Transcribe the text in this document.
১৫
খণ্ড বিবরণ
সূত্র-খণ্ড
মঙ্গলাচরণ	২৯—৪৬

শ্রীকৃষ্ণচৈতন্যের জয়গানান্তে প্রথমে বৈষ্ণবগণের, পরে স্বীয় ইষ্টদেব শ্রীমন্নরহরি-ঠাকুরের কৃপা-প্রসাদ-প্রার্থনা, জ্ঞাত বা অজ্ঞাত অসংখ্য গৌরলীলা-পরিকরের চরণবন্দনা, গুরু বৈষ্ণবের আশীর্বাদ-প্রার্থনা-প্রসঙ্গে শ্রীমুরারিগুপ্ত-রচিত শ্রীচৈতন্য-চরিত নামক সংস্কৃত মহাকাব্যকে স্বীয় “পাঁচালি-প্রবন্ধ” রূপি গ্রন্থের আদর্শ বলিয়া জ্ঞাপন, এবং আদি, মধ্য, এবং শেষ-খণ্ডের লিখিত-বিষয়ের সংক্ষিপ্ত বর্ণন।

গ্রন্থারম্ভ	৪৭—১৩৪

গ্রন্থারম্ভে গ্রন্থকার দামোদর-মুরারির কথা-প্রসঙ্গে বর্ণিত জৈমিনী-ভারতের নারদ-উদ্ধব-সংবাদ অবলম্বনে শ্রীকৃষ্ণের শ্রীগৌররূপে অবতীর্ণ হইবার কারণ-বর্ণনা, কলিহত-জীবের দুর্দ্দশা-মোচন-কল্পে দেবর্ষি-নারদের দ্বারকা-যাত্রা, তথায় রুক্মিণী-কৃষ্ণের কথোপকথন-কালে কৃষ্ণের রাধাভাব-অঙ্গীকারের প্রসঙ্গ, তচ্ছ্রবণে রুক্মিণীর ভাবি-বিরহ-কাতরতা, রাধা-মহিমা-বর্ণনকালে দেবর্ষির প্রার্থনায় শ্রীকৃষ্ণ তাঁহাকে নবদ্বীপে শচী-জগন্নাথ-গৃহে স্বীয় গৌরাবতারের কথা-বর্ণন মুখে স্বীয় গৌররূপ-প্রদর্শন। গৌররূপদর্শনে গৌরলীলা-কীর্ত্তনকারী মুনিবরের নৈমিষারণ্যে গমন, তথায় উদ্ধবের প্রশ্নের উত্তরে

* * * * *

Reproduce every record, matching each line exactly.

▶ _Output of the exercise_
Transcribe the text in this document.
১৫
খণ্ড বিবরণ
সূত্র-খণ্ড
মঙ্গলাচরণ	২৯—৪৬

শ্রীকৃষ্ণচৈতন্যের জয়গানান্তে প্রথমে বৈষ্ণবগণের, পরে স্বীয় ইষ্টদেব শ্রীমন্নরহরি-ঠাকুরের কৃপা-প্রসাদ-প্রার্থনা, জ্ঞাত বা অজ্ঞাত অসংখ্য গৌরলীলা-পরিকরের চরণবন্দনা, গুরু বৈষ্ণবের আশীর্বাদ-প্রার্থনা-প্রসঙ্গে শ্রীমুরারিগুপ্ত-রচিত শ্রীচৈতন্য-চরিত নামক সংস্কৃত মহাকাব্যকে স্বীয় “পাঁচালি-প্রবন্ধ” রূপি গ্রন্থের আদর্শ বলিয়া জ্ঞাপন, এবং আদি, মধ্য, এবং শেষ-খণ্ডের লিখিত-বিষয়ের সংক্ষিপ্ত বর্ণন।

গ্রন্থারম্ভ	৪৭—১৩৪

গ্রন্থারম্ভে গ্রন্থকার দামোদর-মুরারির কথা-প্রসঙ্গে বর্ণিত জৈমিনী-ভারতের নারদ-উদ্ধব-সংবাদ অবলম্বনে শ্রীকৃষ্ণের শ্রীগৌররূপে অবতীর্ণ হইবার কারণ-বর্ণনা, কলিহত-জীবের দুর্দ্দশা-মোচন-কল্পে দেবর্ষি-নারদের দ্বারকা-যাত্রা, তথায় রুক্মিণী-কৃষ্ণের কথোপকথন-কালে কৃষ্ণের রাধাভাব-অঙ্গীকারের প্রসঙ্গ, তচ্ছ্রবণে রুক্মিণীর ভাবি-বিরহ-কাতরতা, রাধা-মহিমা-বর্ণনকালে দেবর্ষির প্রার্থনায় শ্রীকৃষ্ণ তাঁহাকে নবদ্বীপে শচী-জগন্নাথ-গৃহে স্বীয় গৌরাবতারের কথা-বর্ণন মুখে স্বীয় গৌররূপ-প্রদর্শন। গৌররূপদর্শনে গৌরলীলা-কীর্ত্তনকারী মুনিবরের নৈমিষারণ্যে গমন, তথায় উদ্ধবের প্রশ্নের উত্তরে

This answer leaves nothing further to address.